## Brief
Transcribe the listing below word for word.

--- Begin ---

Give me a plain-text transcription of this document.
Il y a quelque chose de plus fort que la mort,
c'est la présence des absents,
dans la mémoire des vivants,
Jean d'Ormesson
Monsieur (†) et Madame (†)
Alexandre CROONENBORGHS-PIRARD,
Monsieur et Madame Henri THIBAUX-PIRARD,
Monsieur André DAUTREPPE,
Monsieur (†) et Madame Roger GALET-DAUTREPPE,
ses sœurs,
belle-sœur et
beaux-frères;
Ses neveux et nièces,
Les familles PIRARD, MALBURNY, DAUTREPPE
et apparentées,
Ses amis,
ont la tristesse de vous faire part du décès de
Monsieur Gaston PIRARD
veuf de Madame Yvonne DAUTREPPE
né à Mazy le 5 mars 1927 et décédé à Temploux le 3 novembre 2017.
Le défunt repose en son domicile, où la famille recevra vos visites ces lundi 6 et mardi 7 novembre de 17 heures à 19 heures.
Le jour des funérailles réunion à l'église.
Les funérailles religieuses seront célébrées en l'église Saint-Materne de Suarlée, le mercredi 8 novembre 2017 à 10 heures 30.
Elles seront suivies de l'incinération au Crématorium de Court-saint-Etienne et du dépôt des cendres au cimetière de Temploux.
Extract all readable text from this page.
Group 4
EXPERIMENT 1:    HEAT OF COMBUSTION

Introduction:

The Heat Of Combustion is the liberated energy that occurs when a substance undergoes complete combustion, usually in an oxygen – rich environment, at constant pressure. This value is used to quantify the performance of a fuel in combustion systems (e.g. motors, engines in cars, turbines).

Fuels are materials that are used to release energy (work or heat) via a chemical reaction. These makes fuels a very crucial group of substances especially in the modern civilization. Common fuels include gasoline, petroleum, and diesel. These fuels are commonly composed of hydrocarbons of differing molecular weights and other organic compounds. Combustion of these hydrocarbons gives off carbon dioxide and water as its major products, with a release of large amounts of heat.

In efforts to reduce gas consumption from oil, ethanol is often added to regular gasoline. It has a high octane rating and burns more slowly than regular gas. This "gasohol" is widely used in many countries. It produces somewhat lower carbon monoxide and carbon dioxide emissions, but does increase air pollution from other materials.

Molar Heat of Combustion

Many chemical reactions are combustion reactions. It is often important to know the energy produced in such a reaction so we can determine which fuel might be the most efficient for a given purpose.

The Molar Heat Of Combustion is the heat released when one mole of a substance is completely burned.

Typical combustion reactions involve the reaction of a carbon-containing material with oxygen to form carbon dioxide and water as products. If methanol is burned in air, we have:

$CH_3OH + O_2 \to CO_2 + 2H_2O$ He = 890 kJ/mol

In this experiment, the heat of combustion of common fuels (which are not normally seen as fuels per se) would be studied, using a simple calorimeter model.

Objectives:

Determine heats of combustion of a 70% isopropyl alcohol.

--- End ---

## Response for this exercise
Give me a plain-text transcription of this document.
Il y a quelque chose de plus fort que la mort,
c'est la présence des absents,
dans la mémoire des vivants,
Jean d'Ormesson
Monsieur (†) et Madame (†)
Alexandre CROONENBORGHS-PIRARD,
Monsieur et Madame Henri THIBAUX-PIRARD,
Monsieur André DAUTREPPE,
Monsieur (†) et Madame Roger GALET-DAUTREPPE,
ses sœurs,
belle-sœur et
beaux-frères;
Ses neveux et nièces,
Les familles PIRARD, MALBURNY, DAUTREPPE
et apparentées,
Ses amis,
ont la tristesse de vous faire part du décès de
Monsieur Gaston PIRARD
veuf de Madame Yvonne DAUTREPPE
né à Mazy le 5 mars 1927 et décédé à Temploux le 3 novembre 2017.
Le défunt repose en son domicile, où la famille recevra vos visites ces lundi 6 et mardi 7 novembre de 17 heures à 19 heures.
Le jour des funérailles réunion à l'église.
Les funérailles religieuses seront célébrées en l'église Saint-Materne de Suarlée, le mercredi 8 novembre 2017 à 10 heures 30.
Elles seront suivies de l'incinération au Crématorium de Court-saint-Etienne et du dépôt des cendres au cimetière de Temploux.
Extract all readable text from this page.
Group 4
EXPERIMENT 1:    HEAT OF COMBUSTION

Introduction:

The Heat Of Combustion is the liberated energy that occurs when a substance undergoes complete combustion, usually in an oxygen – rich environment, at constant pressure. This value is used to quantify the performance of a fuel in combustion systems (e.g. motors, engines in cars, turbines).

Fuels are materials that are used to release energy (work or heat) via a chemical reaction. These makes fuels a very crucial group of substances especially in the modern civilization. Common fuels include gasoline, petroleum, and diesel. These fuels are commonly composed of hydrocarbons of differing molecular weights and other organic compounds. Combustion of these hydrocarbons gives off carbon dioxide and water as its major products, with a release of large amounts of heat.

In efforts to reduce gas consumption from oil, ethanol is often added to regular gasoline. It has a high octane rating and burns more slowly than regular gas. This "gasohol" is widely used in many countries. It produces somewhat lower carbon monoxide and carbon dioxide emissions, but does increase air pollution from other materials.

Molar Heat of Combustion

Many chemical reactions are combustion reactions. It is often important to know the energy produced in such a reaction so we can determine which fuel might be the most efficient for a given purpose.

The Molar Heat Of Combustion is the heat released when one mole of a substance is completely burned.

Typical combustion reactions involve the reaction of a carbon-containing material with oxygen to form carbon dioxide and water as products. If methanol is burned in air, we have:

$CH_3OH + O_2 \to CO_2 + 2H_2O$ He = 890 kJ/mol

In this experiment, the heat of combustion of common fuels (which are not normally seen as fuels per se) would be studied, using a simple calorimeter model.

Objectives:

Determine heats of combustion of a 70% isopropyl alcohol.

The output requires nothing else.